- [STATED PROBLEM]:
Tally the lines below that contain the word "Giardia", and give only that number.

- [EXERCISE INPUT]:
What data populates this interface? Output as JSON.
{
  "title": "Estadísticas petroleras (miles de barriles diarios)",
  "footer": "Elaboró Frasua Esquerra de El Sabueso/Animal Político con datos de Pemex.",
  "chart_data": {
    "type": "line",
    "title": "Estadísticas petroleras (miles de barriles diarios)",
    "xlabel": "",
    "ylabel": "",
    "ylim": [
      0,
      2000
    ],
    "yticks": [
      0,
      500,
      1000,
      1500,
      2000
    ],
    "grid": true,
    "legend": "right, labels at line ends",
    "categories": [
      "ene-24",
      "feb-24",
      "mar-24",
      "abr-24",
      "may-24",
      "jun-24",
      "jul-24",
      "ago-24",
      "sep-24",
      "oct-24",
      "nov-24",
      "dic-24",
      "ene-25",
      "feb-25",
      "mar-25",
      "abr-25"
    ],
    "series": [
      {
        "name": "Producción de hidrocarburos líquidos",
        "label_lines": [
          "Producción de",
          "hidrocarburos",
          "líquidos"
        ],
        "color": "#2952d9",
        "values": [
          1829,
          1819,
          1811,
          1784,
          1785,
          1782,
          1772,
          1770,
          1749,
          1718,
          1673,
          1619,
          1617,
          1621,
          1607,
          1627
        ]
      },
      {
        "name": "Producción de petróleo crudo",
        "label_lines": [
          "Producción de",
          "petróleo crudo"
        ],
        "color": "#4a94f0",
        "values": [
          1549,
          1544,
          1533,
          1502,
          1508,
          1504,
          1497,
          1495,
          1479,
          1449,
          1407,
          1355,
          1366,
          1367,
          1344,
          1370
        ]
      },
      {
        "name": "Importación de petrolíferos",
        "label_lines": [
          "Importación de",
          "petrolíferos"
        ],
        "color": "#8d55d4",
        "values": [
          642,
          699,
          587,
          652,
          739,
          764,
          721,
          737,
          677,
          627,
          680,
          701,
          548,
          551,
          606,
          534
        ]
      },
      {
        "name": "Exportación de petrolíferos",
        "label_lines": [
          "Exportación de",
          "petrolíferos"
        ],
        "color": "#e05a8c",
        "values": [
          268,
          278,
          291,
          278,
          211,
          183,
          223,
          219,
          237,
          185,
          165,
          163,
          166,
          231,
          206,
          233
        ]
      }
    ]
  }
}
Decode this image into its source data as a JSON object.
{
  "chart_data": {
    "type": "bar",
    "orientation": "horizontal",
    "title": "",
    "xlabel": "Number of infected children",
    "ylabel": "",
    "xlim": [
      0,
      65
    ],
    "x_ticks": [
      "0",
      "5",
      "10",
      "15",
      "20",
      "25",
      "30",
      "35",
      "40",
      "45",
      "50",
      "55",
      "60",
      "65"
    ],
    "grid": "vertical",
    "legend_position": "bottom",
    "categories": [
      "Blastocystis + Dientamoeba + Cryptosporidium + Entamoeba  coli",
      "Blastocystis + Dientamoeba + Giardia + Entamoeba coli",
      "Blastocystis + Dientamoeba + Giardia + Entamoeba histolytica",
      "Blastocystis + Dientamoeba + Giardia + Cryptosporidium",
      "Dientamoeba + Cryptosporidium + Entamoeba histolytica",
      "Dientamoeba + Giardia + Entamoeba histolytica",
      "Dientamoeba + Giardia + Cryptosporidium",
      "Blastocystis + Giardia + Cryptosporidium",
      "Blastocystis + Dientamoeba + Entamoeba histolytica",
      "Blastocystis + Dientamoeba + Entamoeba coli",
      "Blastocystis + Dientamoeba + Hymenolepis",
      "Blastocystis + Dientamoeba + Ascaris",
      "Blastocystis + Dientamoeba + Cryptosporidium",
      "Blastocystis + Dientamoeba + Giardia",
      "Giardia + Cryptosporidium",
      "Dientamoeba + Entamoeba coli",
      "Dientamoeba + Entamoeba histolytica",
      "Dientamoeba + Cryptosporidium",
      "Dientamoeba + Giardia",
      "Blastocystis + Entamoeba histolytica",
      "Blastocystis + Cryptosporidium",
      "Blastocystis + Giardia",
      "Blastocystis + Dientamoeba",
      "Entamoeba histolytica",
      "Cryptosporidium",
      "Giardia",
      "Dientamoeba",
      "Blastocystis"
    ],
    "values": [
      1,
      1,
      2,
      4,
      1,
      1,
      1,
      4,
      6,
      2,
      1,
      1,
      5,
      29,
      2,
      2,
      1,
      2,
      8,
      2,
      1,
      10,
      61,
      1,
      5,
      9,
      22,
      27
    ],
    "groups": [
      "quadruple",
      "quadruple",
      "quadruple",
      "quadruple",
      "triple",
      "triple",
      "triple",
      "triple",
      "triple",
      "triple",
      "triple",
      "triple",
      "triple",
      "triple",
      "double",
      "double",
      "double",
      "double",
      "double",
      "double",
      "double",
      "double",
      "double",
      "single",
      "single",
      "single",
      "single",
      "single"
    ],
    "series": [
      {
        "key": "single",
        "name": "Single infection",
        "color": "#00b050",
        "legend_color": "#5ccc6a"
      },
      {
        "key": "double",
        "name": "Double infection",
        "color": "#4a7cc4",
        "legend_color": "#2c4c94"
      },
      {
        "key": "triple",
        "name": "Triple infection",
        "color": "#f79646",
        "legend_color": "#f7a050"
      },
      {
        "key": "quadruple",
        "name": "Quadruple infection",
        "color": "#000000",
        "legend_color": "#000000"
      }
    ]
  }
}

- [PROBLEM SOLUTION]:
11